- DATA TO PROCESS -

────────────────────────────────────────

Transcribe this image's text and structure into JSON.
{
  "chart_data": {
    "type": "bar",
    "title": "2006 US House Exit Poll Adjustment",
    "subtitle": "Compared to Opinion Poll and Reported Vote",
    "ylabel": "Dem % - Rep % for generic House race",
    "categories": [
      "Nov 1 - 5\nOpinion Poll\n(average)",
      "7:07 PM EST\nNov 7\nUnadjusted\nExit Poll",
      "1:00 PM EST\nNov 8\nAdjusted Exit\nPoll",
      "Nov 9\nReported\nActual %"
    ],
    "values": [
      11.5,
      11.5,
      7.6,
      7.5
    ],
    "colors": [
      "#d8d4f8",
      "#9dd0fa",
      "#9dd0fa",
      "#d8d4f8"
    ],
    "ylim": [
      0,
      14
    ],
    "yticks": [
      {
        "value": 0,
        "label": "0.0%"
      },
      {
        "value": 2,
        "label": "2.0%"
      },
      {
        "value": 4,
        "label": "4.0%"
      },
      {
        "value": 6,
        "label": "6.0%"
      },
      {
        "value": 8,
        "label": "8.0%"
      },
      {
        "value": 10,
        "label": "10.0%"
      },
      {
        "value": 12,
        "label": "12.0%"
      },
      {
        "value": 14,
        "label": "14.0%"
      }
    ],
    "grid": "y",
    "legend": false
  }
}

────────────────────────────────────────

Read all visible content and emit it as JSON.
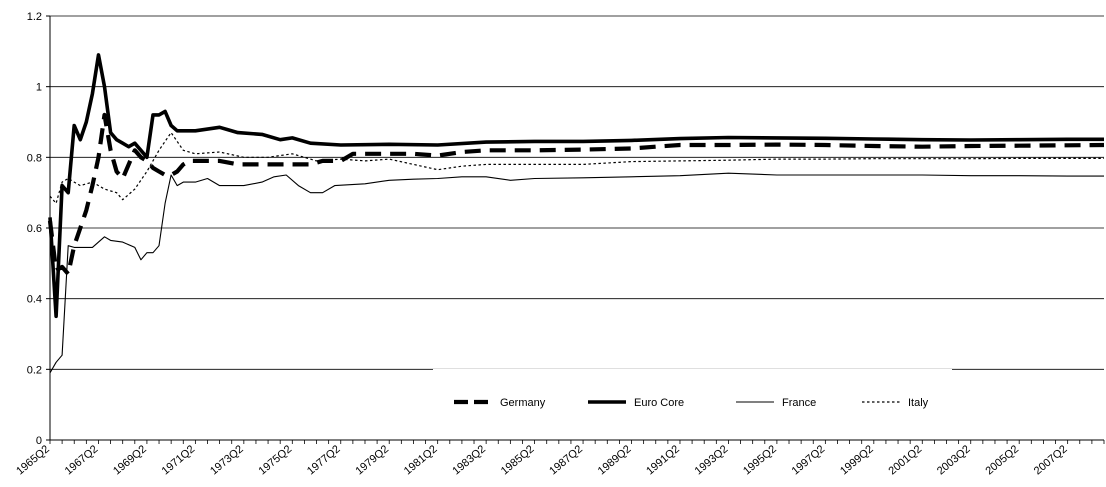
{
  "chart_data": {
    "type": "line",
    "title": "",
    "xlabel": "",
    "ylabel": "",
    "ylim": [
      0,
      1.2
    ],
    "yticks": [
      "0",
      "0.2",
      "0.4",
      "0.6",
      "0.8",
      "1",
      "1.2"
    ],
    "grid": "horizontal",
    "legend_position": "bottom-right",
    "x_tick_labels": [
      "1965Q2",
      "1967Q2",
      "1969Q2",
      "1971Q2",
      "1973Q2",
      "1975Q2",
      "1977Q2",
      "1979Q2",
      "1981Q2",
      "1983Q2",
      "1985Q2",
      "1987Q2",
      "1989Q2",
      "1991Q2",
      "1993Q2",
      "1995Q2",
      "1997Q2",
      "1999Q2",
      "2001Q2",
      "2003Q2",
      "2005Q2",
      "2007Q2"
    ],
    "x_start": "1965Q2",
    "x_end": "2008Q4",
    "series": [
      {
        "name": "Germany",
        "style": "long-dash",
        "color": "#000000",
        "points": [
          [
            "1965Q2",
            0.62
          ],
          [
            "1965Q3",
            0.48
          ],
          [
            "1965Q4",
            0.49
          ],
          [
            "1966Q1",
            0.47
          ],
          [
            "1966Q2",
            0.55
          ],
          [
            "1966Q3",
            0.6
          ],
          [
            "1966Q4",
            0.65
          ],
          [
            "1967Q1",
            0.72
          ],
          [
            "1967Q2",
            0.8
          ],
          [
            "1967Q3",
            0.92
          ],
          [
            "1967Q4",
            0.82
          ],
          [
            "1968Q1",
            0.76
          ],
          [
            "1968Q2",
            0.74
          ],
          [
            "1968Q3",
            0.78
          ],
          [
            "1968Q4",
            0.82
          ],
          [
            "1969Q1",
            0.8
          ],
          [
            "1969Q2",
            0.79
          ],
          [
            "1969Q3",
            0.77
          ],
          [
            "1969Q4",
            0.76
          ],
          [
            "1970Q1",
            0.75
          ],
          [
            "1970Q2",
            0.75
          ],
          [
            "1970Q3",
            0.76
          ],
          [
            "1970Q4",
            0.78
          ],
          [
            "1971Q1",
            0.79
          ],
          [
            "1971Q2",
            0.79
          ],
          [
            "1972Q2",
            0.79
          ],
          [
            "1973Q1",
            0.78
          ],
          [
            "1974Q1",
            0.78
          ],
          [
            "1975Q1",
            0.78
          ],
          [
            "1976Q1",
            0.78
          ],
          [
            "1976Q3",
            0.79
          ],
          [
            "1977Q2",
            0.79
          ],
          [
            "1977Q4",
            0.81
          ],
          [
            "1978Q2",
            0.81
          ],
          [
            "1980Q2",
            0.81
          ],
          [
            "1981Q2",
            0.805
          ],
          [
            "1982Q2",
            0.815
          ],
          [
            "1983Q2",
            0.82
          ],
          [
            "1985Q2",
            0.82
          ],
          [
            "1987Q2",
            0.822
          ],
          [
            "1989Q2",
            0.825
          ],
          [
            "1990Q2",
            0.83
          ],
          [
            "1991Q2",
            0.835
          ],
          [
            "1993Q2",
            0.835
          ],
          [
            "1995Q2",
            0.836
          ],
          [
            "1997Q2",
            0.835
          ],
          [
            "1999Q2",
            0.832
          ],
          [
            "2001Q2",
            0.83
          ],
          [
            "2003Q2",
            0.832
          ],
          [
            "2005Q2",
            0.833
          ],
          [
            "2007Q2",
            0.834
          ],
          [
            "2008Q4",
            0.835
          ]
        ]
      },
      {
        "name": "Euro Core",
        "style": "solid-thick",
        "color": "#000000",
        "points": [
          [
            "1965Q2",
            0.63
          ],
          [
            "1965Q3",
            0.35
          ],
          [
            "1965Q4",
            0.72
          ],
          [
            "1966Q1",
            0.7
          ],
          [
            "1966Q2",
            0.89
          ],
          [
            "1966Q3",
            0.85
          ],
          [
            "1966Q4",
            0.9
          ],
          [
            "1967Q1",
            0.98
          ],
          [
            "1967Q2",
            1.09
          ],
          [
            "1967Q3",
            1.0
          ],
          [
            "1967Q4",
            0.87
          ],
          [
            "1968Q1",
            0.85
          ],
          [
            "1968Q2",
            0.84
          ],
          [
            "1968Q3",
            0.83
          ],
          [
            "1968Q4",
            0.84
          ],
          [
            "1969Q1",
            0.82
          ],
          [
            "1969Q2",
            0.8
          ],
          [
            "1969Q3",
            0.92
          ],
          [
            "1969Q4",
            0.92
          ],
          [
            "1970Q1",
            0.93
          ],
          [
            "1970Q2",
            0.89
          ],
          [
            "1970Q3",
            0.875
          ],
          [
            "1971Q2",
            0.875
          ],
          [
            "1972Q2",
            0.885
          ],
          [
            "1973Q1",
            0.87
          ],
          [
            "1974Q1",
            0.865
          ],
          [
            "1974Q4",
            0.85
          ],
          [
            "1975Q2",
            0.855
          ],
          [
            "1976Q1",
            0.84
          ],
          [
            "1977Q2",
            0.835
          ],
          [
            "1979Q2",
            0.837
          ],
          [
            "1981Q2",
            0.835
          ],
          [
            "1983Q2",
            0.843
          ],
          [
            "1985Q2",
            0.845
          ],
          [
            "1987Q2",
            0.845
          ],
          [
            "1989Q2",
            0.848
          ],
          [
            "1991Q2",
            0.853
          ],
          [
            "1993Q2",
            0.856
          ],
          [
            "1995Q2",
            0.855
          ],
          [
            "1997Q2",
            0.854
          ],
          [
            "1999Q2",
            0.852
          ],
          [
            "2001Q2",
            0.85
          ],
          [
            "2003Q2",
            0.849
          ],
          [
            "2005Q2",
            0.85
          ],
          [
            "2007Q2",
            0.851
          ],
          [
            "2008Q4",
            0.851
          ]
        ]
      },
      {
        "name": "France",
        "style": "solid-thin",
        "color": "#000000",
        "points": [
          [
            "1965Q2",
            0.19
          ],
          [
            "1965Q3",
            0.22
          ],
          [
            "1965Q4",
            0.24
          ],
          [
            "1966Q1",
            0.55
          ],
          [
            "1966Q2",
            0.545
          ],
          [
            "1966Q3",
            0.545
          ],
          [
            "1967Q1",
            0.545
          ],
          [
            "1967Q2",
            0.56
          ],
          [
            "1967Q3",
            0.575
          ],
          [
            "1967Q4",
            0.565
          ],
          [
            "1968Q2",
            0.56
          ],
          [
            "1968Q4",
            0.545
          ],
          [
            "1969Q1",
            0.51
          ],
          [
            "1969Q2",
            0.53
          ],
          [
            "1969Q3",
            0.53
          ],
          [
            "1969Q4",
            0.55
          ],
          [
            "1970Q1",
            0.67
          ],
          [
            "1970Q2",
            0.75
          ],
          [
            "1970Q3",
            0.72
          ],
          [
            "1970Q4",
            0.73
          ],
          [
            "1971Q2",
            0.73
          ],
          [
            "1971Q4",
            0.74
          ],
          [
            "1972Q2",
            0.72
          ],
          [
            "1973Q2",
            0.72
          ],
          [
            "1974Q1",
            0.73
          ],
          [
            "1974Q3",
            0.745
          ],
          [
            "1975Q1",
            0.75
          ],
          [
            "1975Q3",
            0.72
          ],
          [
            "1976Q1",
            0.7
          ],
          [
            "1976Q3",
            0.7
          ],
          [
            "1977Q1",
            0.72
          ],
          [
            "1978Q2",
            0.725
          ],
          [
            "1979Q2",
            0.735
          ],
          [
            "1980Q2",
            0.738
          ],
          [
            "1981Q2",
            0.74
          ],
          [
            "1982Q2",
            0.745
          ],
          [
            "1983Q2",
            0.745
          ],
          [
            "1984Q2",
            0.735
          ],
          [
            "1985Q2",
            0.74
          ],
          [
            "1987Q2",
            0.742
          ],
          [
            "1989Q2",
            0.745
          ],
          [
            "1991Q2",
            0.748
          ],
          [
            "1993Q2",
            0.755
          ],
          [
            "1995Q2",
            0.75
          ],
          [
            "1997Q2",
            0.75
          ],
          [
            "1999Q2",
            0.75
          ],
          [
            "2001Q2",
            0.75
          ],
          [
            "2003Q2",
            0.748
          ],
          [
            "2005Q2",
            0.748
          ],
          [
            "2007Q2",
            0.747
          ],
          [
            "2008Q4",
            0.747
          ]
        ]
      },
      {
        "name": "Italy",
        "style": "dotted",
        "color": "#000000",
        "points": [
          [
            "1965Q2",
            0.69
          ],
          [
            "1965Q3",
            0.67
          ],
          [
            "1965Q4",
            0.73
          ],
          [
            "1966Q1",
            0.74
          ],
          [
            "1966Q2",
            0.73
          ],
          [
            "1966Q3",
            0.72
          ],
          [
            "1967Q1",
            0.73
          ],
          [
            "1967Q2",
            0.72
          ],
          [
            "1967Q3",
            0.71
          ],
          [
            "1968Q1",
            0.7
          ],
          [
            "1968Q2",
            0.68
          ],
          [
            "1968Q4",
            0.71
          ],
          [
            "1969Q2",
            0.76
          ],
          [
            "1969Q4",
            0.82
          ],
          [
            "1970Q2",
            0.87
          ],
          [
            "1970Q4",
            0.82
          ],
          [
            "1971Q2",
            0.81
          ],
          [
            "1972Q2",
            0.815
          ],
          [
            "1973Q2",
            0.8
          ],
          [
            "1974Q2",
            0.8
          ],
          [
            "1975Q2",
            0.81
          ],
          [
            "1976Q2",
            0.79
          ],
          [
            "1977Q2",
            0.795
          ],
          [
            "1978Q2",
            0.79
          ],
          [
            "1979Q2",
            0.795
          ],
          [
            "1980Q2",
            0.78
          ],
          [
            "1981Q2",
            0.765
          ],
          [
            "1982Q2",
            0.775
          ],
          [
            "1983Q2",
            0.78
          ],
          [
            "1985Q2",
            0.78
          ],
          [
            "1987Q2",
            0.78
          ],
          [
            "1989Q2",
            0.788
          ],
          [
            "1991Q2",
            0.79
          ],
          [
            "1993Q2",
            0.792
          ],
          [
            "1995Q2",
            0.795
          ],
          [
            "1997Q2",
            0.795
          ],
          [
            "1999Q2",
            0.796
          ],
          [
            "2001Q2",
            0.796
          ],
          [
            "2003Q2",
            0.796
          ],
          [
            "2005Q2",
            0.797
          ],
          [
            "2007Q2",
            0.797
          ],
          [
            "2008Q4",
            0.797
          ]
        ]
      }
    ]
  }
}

────────────────────────────────────────

- SHORT EXERCISE -
Check each line of the entries above for the word "name". List the ones that have it.

- EXERCISE OUTPUT -
        "name": "Germany",
        "name": "Euro Core",
        "name": "France",
        "name": "Italy",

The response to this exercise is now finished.